» The request
Turn every line of the records below into a Markdown table with the columns No. and Line, numbering the lines in order and leaving out blank ones.
______
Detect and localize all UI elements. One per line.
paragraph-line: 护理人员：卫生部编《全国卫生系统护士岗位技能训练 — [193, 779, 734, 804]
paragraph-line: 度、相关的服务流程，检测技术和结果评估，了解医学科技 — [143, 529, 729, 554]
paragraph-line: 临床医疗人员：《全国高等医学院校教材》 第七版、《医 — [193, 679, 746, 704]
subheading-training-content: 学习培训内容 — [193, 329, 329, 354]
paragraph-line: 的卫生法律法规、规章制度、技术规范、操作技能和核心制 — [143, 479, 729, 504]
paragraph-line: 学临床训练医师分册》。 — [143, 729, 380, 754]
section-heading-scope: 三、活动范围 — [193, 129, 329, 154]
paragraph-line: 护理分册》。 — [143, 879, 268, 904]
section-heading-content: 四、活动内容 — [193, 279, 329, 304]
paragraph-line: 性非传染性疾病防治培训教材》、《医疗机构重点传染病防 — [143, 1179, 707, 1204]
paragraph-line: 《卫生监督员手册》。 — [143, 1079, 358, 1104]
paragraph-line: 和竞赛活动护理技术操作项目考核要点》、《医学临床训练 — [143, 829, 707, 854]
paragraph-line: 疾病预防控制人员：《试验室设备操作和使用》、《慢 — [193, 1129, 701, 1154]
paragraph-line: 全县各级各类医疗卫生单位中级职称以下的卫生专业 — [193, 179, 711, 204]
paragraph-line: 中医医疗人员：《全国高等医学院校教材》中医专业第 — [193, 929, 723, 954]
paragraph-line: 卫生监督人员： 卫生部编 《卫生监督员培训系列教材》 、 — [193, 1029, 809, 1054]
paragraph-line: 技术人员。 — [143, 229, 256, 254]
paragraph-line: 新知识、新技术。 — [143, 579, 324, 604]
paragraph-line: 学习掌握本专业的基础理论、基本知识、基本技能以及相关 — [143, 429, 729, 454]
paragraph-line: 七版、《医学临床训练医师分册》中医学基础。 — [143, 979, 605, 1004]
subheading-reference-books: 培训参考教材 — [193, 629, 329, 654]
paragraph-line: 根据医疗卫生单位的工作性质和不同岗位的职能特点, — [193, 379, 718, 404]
______
» Response to this exercise
| No. | Line |
|---|---|
| 1 | Detect and localize all UI elements. One per line. |
| 2 | paragraph-line: 护理人员：卫生部编《全国卫生系统护士岗位技能训练 — [193, 779, 734, 804] |
| 3 | paragraph-line: 度、相关的服务流程，检测技术和结果评估，了解医学科技 — [143, 529, 729, 554] |
| 4 | paragraph-line: 临床医疗人员：《全国高等医学院校教材》 第七版、《医 — [193, 679, 746, 704] |
| 5 | subheading-training-content: 学习培训内容 — [193, 329, 329, 354] |
| 6 | paragraph-line: 的卫生法律法规、规章制度、技术规范、操作技能和核心制 — [143, 479, 729, 504] |
| 7 | paragraph-line: 学临床训练医师分册》。 — [143, 729, 380, 754] |
| 8 | section-heading-scope: 三、活动范围 — [193, 129, 329, 154] |
| 9 | paragraph-line: 护理分册》。 — [143, 879, 268, 904] |
| 10 | section-heading-content: 四、活动内容 — [193, 279, 329, 304] |
| 11 | paragraph-line: 性非传染性疾病防治培训教材》、《医疗机构重点传染病防 — [143, 1179, 707, 1204] |
| 12 | paragraph-line: 《卫生监督员手册》。 — [143, 1079, 358, 1104] |
| 13 | paragraph-line: 和竞赛活动护理技术操作项目考核要点》、《医学临床训练 — [143, 829, 707, 854] |
| 14 | paragraph-line: 疾病预防控制人员：《试验室设备操作和使用》、《慢 — [193, 1129, 701, 1154] |
| 15 | paragraph-line: 全县各级各类医疗卫生单位中级职称以下的卫生专业 — [193, 179, 711, 204] |
| 16 | paragraph-line: 中医医疗人员：《全国高等医学院校教材》中医专业第 — [193, 929, 723, 954] |
| 17 | paragraph-line: 卫生监督人员： 卫生部编 《卫生监督员培训系列教材》 、 — [193, 1029, 809, 1054] |
| 18 | paragraph-line: 技术人员。 — [143, 229, 256, 254] |
| 19 | paragraph-line: 新知识、新技术。 — [143, 579, 324, 604] |
| 20 | paragraph-line: 学习掌握本专业的基础理论、基本知识、基本技能以及相关 — [143, 429, 729, 454] |
| 21 | paragraph-line: 七版、《医学临床训练医师分册》中医学基础。 — [143, 979, 605, 1004] |
| 22 | subheading-reference-books: 培训参考教材 — [193, 629, 329, 654] |
| 23 | paragraph-line: 根据医疗卫生单位的工作性质和不同岗位的职能特点, — [193, 379, 718, 404] |